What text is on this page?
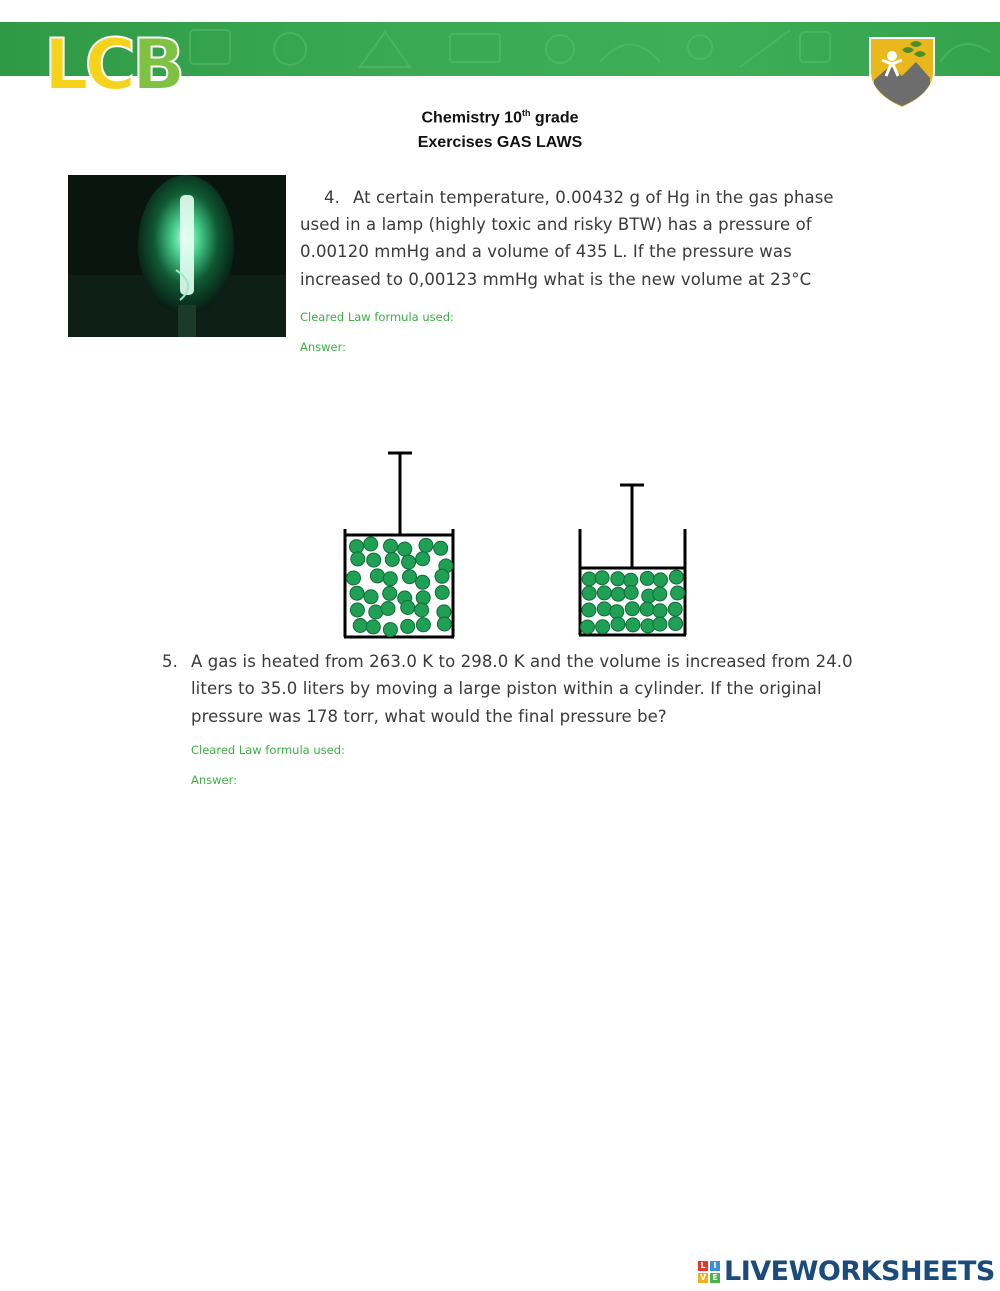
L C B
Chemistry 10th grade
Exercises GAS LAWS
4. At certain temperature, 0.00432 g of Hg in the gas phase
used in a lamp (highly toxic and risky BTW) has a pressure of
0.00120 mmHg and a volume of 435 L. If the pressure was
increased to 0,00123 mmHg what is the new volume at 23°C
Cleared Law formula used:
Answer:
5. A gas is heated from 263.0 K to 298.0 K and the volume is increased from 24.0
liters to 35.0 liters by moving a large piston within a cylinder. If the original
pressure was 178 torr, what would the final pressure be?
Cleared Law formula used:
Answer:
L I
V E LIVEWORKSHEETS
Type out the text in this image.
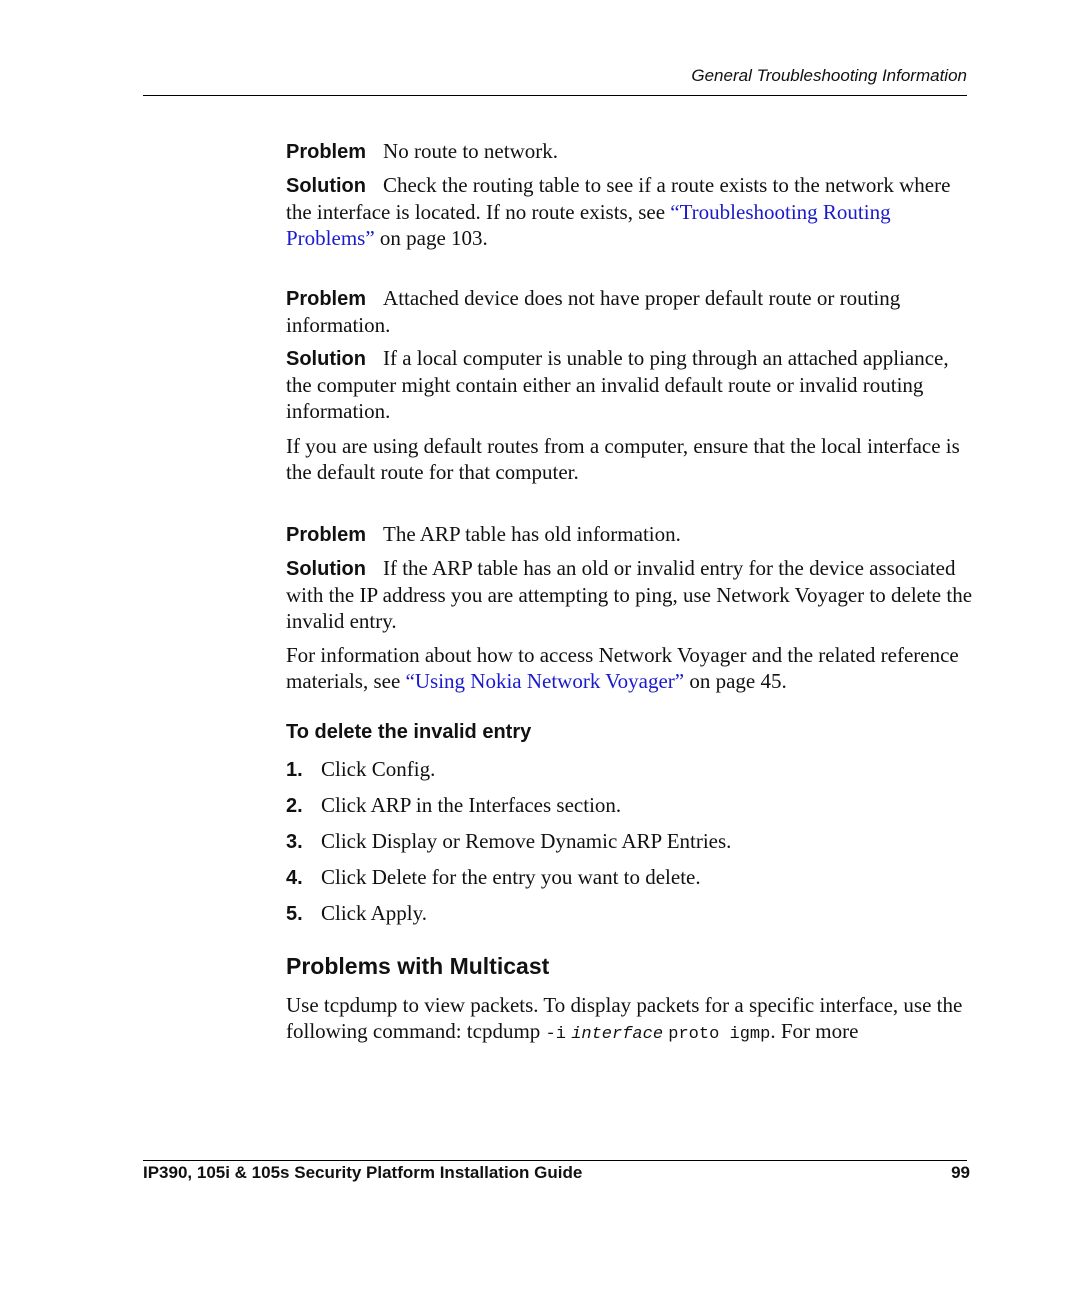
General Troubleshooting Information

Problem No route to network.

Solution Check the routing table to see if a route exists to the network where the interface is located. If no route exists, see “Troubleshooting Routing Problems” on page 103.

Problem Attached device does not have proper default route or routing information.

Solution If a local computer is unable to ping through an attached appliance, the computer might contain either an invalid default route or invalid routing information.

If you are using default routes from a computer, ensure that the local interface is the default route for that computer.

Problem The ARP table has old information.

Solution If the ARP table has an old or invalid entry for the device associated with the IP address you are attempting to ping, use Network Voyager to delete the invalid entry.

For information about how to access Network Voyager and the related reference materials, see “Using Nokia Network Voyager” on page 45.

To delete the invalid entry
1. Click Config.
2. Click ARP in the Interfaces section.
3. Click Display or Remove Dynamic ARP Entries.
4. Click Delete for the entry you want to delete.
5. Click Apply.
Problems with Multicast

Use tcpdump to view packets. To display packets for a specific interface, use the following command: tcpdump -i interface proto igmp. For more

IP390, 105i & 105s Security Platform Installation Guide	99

● **OBJECTIVE**:
Repeat verbatim all the material, but not the pictures.

● **THE ANSWER**:
What text is on this page?
L C B
Chemistry 10th grade
Exercises GAS LAWS
4. At certain temperature, 0.00432 g of Hg in the gas phase
used in a lamp (highly toxic and risky BTW) has a pressure of
0.00120 mmHg and a volume of 435 L. If the pressure was
increased to 0,00123 mmHg what is the new volume at 23°C
Cleared Law formula used:
Answer:
5. A gas is heated from 263.0 K to 298.0 K and the volume is increased from 24.0
liters to 35.0 liters by moving a large piston within a cylinder. If the original
pressure was 178 torr, what would the final pressure be?
Cleared Law formula used:
Answer:
L I
V E LIVEWORKSHEETS
Type out the text in this image.
General Troubleshooting Information

Problem No route to network.

Solution Check the routing table to see if a route exists to the network where the interface is located. If no route exists, see “Troubleshooting Routing Problems” on page 103.

Problem Attached device does not have proper default route or routing information.

Solution If a local computer is unable to ping through an attached appliance, the computer might contain either an invalid default route or invalid routing information.

If you are using default routes from a computer, ensure that the local interface is the default route for that computer.

Problem The ARP table has old information.

Solution If the ARP table has an old or invalid entry for the device associated with the IP address you are attempting to ping, use Network Voyager to delete the invalid entry.

For information about how to access Network Voyager and the related reference materials, see “Using Nokia Network Voyager” on page 45.

To delete the invalid entry
1. Click Config.
2. Click ARP in the Interfaces section.
3. Click Display or Remove Dynamic ARP Entries.
4. Click Delete for the entry you want to delete.
5. Click Apply.
Problems with Multicast

Use tcpdump to view packets. To display packets for a specific interface, use the following command: tcpdump -i interface proto igmp. For more

IP390, 105i & 105s Security Platform Installation Guide	99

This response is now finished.